Dataset records:
______

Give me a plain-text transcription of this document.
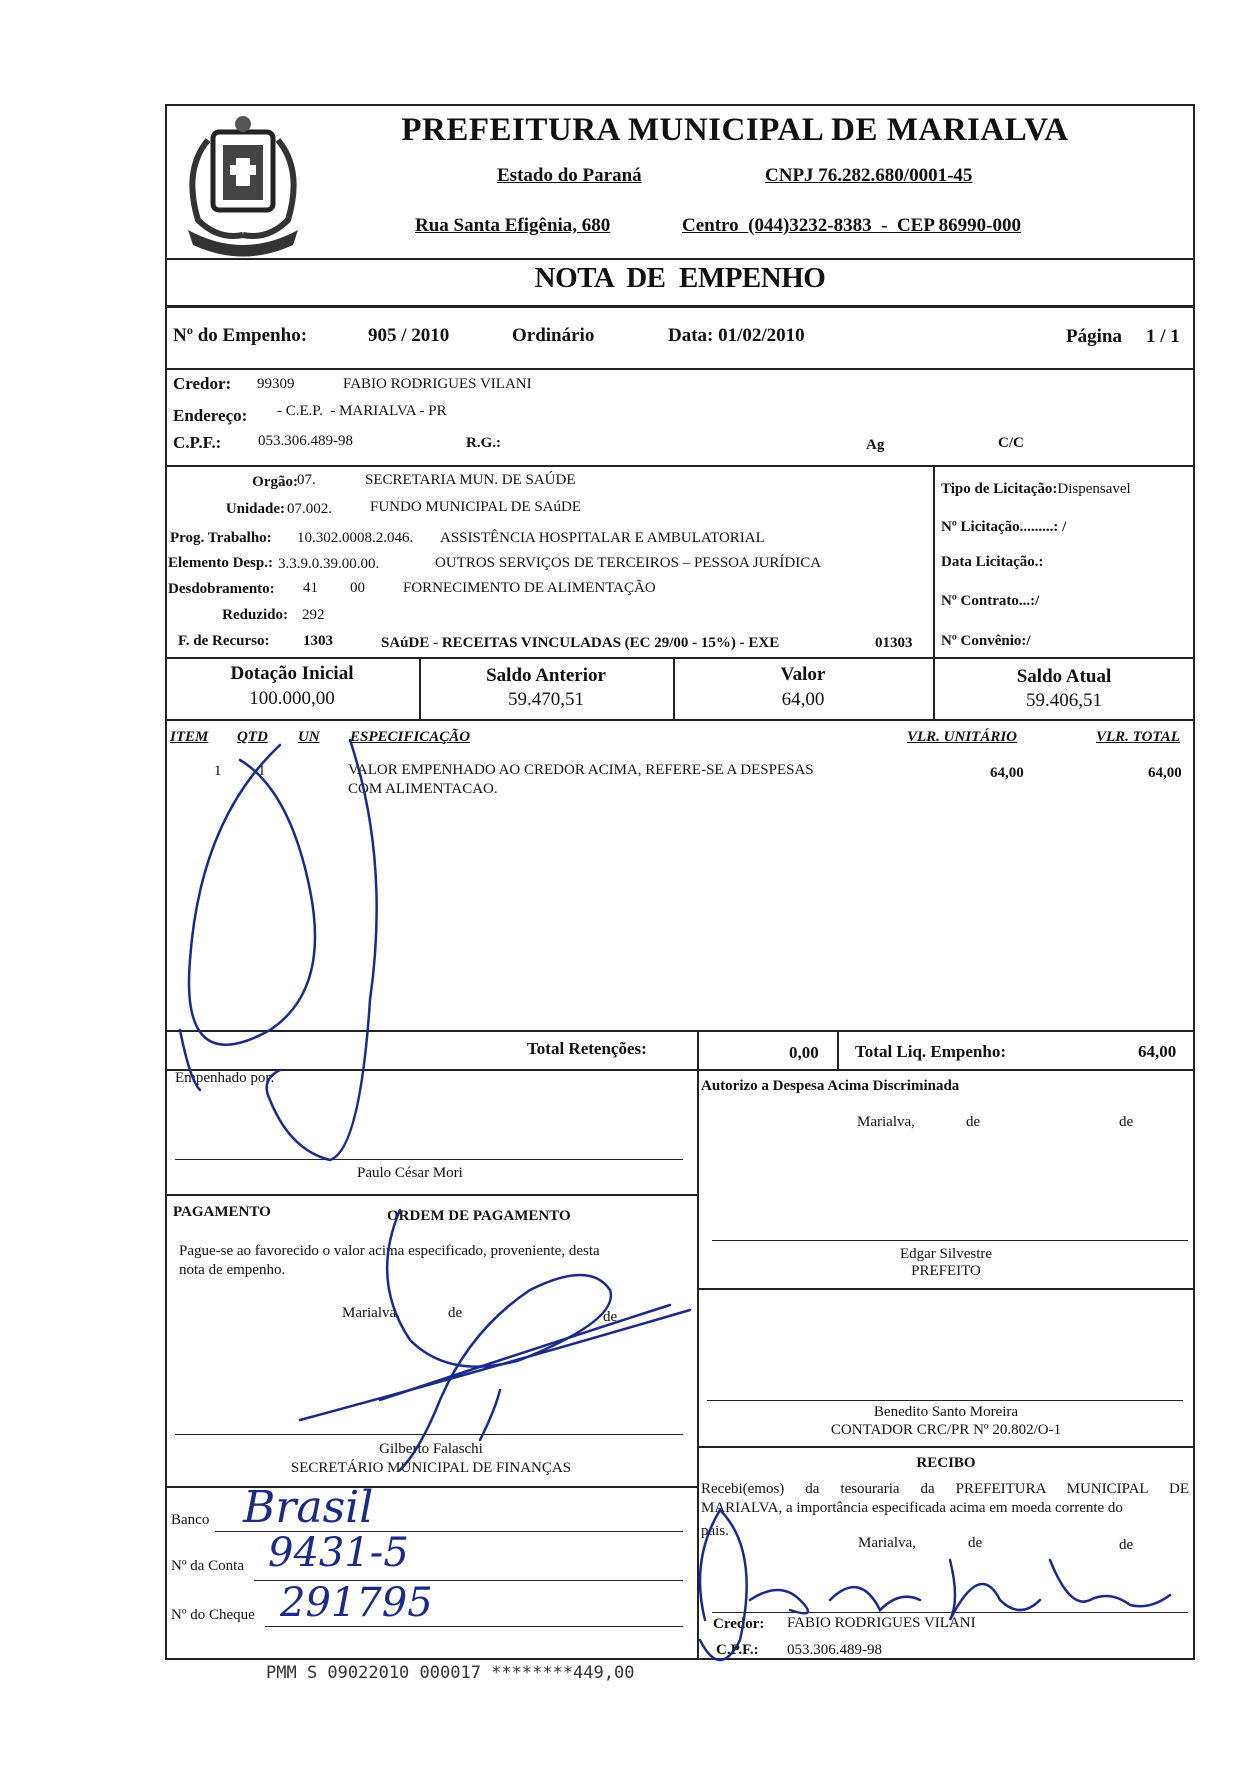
PREFEITURA MUNICIPAL DE MARIALVA
Estado do Paraná	CNPJ 76.282.680/0001-45
Rua Santa Efigênia, 680	Centro  (044)3232-8383  -  CEP 86990-000
NOTA  DE  EMPENHO
Nº do Empenho:	905 / 2010	Ordinário	Data: 01/02/2010	Página 1 / 1
Credor: 99309	FABIO RODRIGUES VILANI
Endereço: - C.E.P.  - MARIALVA - PR
C.P.F.: 053.306.489-98	R.G.:	Ag	C/C
Orgão: 07.	SECRETARIA MUN. DE SAÚDE
Unidade: 07.002.	FUNDO MUNICIPAL DE SAúDE
Prog. Trabalho: 10.302.0008.2.046. ASSISTÊNCIA HOSPITALAR E AMBULATORIAL
Elemento Desp.: 3.3.9.0.39.00.00.	OUTROS SERVIÇOS DE TERCEIROS – PESSOA JURÍDICA
Desdobramento: 41 00	FORNECIMENTO DE ALIMENTAÇÃO
Reduzido: 292
F. de Recurso: 1303	SAúDE - RECEITAS VINCULADAS (EC 29/00 - 15%) - EXE	01303
Tipo de Licitação:Dispensavel
Nº Licitação.........: /
Data Licitação.:
Nº Contrato...:/
Nº Convênio:/
Dotação Inicial
100.000,00
Saldo Anterior
59.470,51
Valor
64,00
Saldo Atual
59.406,51
ITEM QTD UN ESPECIFICAÇÃO	VLR. UNITÁRIO	VLR. TOTAL
1 1	VALOR EMPENHADO AO CREDOR ACIMA, REFERE-SE A DESPESAS
COM ALIMENTACAO.
64,00	64,00
Total Retenções:	0,00 Total Liq. Empenho:	64,00
Empenhado por:
Paulo César Mori
Autorizo a Despesa Acima Discriminada
Marialva,	de	de
Edgar Silvestre
PREFEITO
PAGAMENTO	ORDEM DE PAGAMENTO
Pague-se ao favorecido o valor acima especificado, proveniente, desta
nota de empenho.
Marialva,	de	de
Gilberto Falaschi
SECRETÁRIO MUNICIPAL DE FINANÇAS
Benedito Santo Moreira
CONTADOR CRC/PR Nº 20.802/O-1
Banco Brasil
Nº da Conta 9431-5
Nº do Cheque 291795
RECIBO
Recebi(emos) da tesouraria da PREFEITURA MUNICIPAL DE
MARIALVA, a importância especificada acima em moeda corrente do
pais.
Marialva,	de	de
Credor: FABIO RODRIGUES VILANI
C.P.F.: 053.306.489-98
PMM S 09022010 000017 ********449,00
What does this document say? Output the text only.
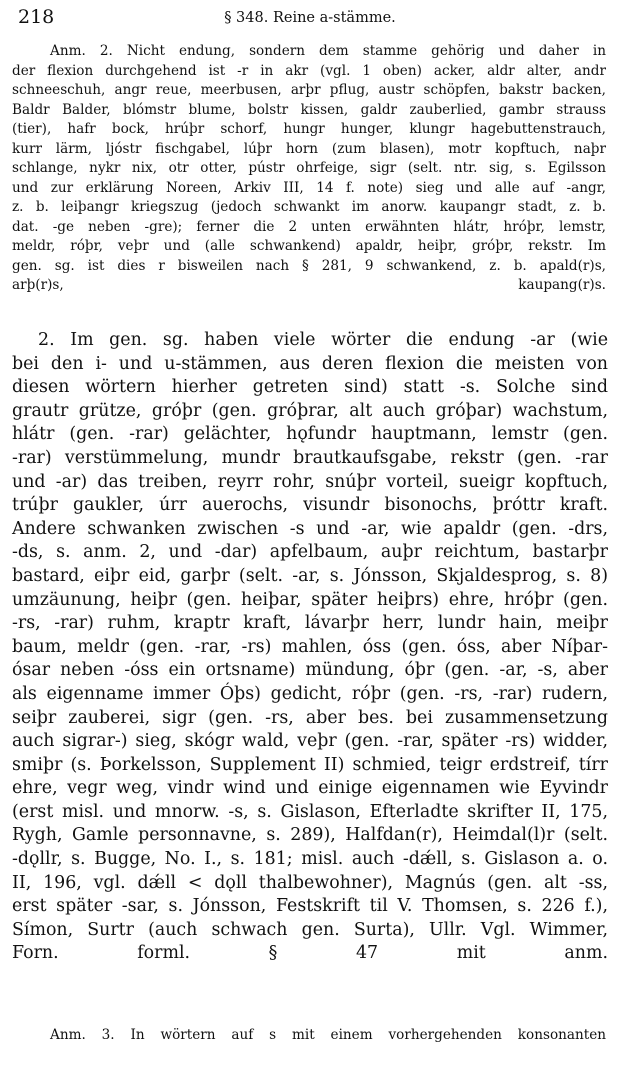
218	§ 348. Reine a-stämme.
Anm. 2. Nicht endung, sondern dem stamme gehörig und daher in
der flexion durchgehend ist -r in akr (vgl. 1 oben) acker, aldr alter, andr
schneeschuh, angr reue, meerbusen, arþr pflug, austr schöpfen, bakstr backen,
Baldr Balder, blómstr blume, bolstr kissen, galdr zauberlied, gambr strauss
(tier), hafr bock, hrúþr schorf, hungr hunger, klungr hagebuttenstrauch,
kurr lärm, ljóstr fischgabel, lúþr horn (zum blasen), motr kopftuch, naþr
schlange, nykr nix, otr otter, pústr ohrfeige, sigr (selt. ntr. sig, s. Egilsson
und zur erklärung Noreen, Arkiv III, 14 f. note) sieg und alle auf -angr,
z. b. leiþangr kriegszug (jedoch schwankt im anorw. kaupangr stadt, z. b.
dat. -ge neben -gre); ferner die 2 unten erwähnten hlátr, hróþr, lemstr,
meldr, róþr, veþr und (alle schwankend) apaldr, heiþr, gróþr, rekstr. Im
gen. sg. ist dies r bisweilen nach § 281, 9 schwankend, z. b. apald(r)s,
arþ(r)s, kaupang(r)s.
2. Im gen. sg. haben viele wörter die endung -ar (wie
bei den i- und u-stämmen, aus deren flexion die meisten von
diesen wörtern hierher getreten sind) statt -s. Solche sind
grautr grütze, gróþr (gen. gróþrar, alt auch gróþar) wachstum,
hlátr (gen. -rar) gelächter, hǫfundr hauptmann, lemstr (gen.
-rar) verstümmelung, mundr brautkaufsgabe, rekstr (gen. -rar
und -ar) das treiben, reyrr rohr, snúþr vorteil, sueigr kopftuch,
trúþr gaukler, úrr auerochs, visundr bisonochs, þróttr kraft.
Andere schwanken zwischen -s und -ar, wie apaldr (gen. -drs,
-ds, s. anm. 2, und -dar) apfelbaum, auþr reichtum, bastarþr
bastard, eiþr eid, garþr (selt. -ar, s. Jónsson, Skjaldesprog, s. 8)
umzäunung, heiþr (gen. heiþar, später heiþrs) ehre, hróþr (gen.
-rs, -rar) ruhm, kraptr kraft, lávarþr herr, lundr hain, meiþr
baum, meldr (gen. -rar, -rs) mahlen, óss (gen. óss, aber Níþar-
ósar neben -óss ein ortsname) mündung, óþr (gen. -ar, -s, aber
als eigenname immer Óþs) gedicht, róþr (gen. -rs, -rar) rudern,
seiþr zauberei, sigr (gen. -rs, aber bes. bei zusammensetzung
auch sigrar-) sieg, skógr wald, veþr (gen. -rar, später -rs) widder,
smiþr (s. Þorkelsson, Supplement II) schmied, teigr erdstreif, tírr
ehre, vegr weg, vindr wind und einige eigennamen wie Eyvindr
(erst misl. und mnorw. -s, s. Gislason, Efterladte skrifter II, 175,
Rygh, Gamle personnavne, s. 289), Halfdan(r), Heimdal(l)r (selt.
-dǫllr, s. Bugge, No. I., s. 181; misl. auch -dǽll, s. Gislason a. o.
II, 196, vgl. dǽll < dǫll thalbewohner), Magnús (gen. alt -ss,
erst später -sar, s. Jónsson, Festskrift til V. Thomsen, s. 226 f.),
Símon, Surtr (auch schwach gen. Surta), Ullr. Vgl. Wimmer,
Forn. forml. § 47 mit anm.
Anm. 3. In wörtern auf s mit einem vorhergehenden konsonanten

______

__What you should do__. Return each line of the data that contains the string "document".

__Exercise answer__.
Give me a plain-text transcription of this document.
What does this document say? Output the text only.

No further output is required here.